Exercise instructions -> Reply with only the number of lines that contain the string "zdrowotnego".

Data excerpts ->
□ □ □
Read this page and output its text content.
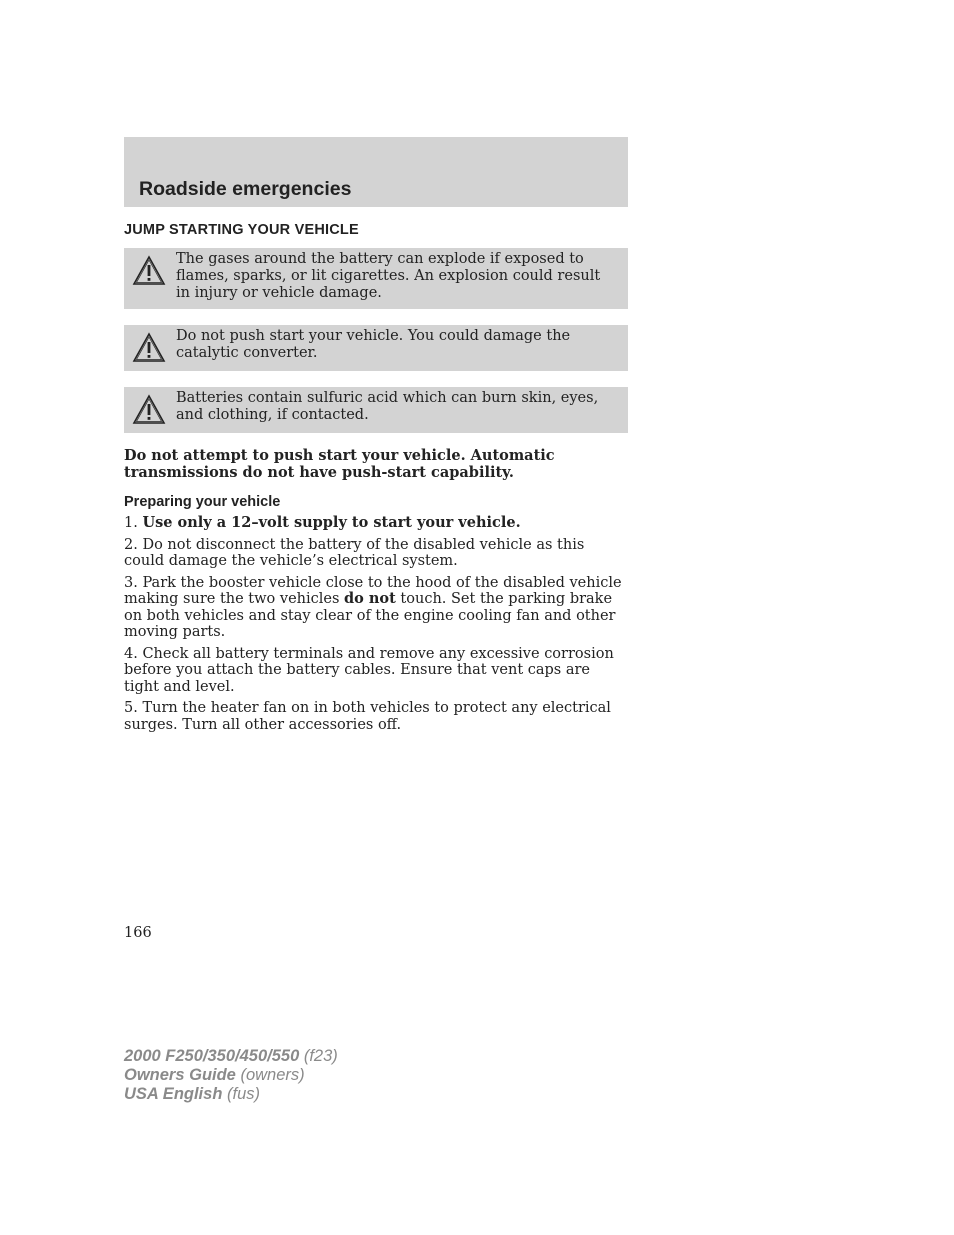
Roadside emergencies
JUMP STARTING YOUR VEHICLE
The gases around the battery can explode if exposed to flames, sparks, or lit cigarettes. An explosion could result in injury or vehicle damage.
Do not push start your vehicle. You could damage the catalytic converter.
Batteries contain sulfuric acid which can burn skin, eyes, and clothing, if contacted.
Do not attempt to push start your vehicle. Automatic transmissions do not have push-start capability.
Preparing your vehicle
1. Use only a 12–volt supply to start your vehicle.
2. Do not disconnect the battery of the disabled vehicle as this could damage the vehicle’s electrical system.
3. Park the booster vehicle close to the hood of the disabled vehicle making sure the two vehicles do not touch. Set the parking brake on both vehicles and stay clear of the engine cooling fan and other moving parts.
4. Check all battery terminals and remove any excessive corrosion before you attach the battery cables. Ensure that vent caps are tight and level.
5. Turn the heater fan on in both vehicles to protect any electrical surges. Turn all other accessories off.
166
2000 F250/350/450/550 (f23)
Owners Guide (owners)
USA English (fus)
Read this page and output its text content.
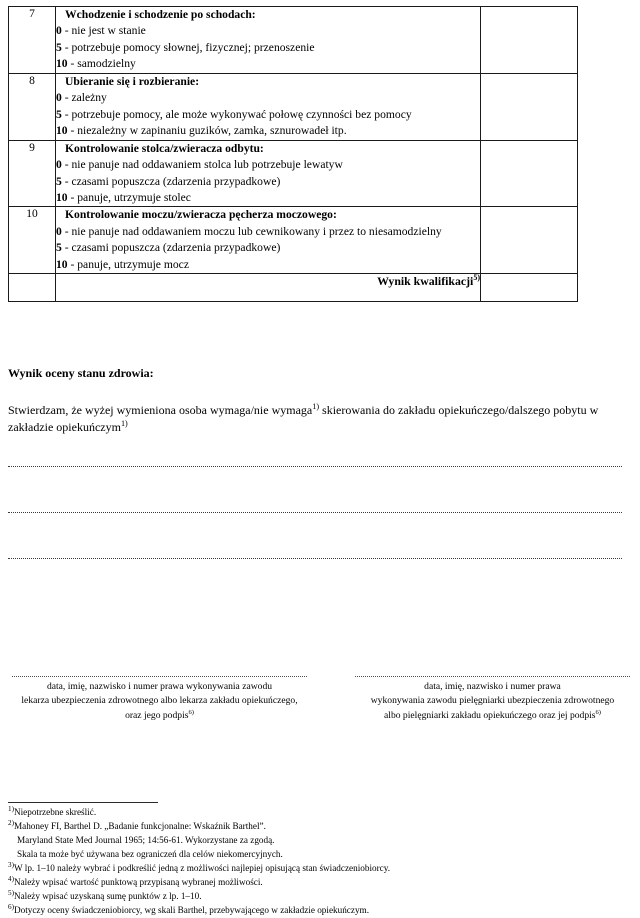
7	Wchodzenie i schodzenie po schodach:
0 - nie jest w stanie
5 - potrzebuje pomocy słownej, fizycznej; przenoszenie
10 - samodzielny	

8	Ubieranie się i rozbieranie:
0 - zależny
5 - potrzebuje pomocy, ale może wykonywać połowę czynności bez pomocy
10 - niezależny w zapinaniu guzików, zamka, sznurowadeł itp.	

9	Kontrolowanie stolca/zwieracza odbytu:
0 - nie panuje nad oddawaniem stolca lub potrzebuje lewatyw
5 - czasami popuszcza (zdarzenia przypadkowe)
10 - panuje, utrzymuje stolec	

10	Kontrolowanie moczu/zwieracza pęcherza moczowego:
0 - nie panuje nad oddawaniem moczu lub cewnikowany i przez to niesamodzielny
5 - czasami popuszcza (zdarzenia przypadkowe)
10 - panuje, utrzymuje mocz	

	Wynik kwalifikacji$^{5)}$	
Wynik oceny stanu zdrowia:
Stwierdzam, że wyżej wymieniona osoba wymaga/nie wymaga$^{1)}$ skierowania do zakładu opiekuńczego/dalszego pobytu w zakładzie opiekuńczym$^{1)}$
data, imię, nazwisko i numer prawa wykonywania zawodu
lekarza ubezpieczenia zdrowotnego albo lekarza zakładu opiekuńczego,
oraz jego podpis$^{6)}$
data, imię, nazwisko i numer prawa
wykonywania zawodu pielęgniarki ubezpieczenia zdrowotnego
albo pielęgniarki zakładu opiekuńczego oraz jej podpis$^{6)}$

$^{1)}$Niepotrzebne skreślić.

$^{2)}$Mahoney FI, Barthel D. „Badanie funkcjonalne: Wskaźnik Barthel”.
Maryland State Med Journal 1965; 14:56-61. Wykorzystane za zgodą.
Skala ta może być używana bez ograniczeń dla celów niekomercyjnych.

$^{3)}$W lp. 1–10 należy wybrać i podkreślić jedną z możliwości najlepiej opisującą stan świadczeniobiorcy.

$^{4)}$Należy wpisać wartość punktową przypisaną wybranej możliwości.

$^{5)}$Należy wpisać uzyskaną sumę punktów z lp. 1–10.

$^{6)}$Dotyczy oceny świadczeniobiorcy, wg skali Barthel, przebywającego w zakładzie opiekuńczym.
□ □ □
Problem solution -> 2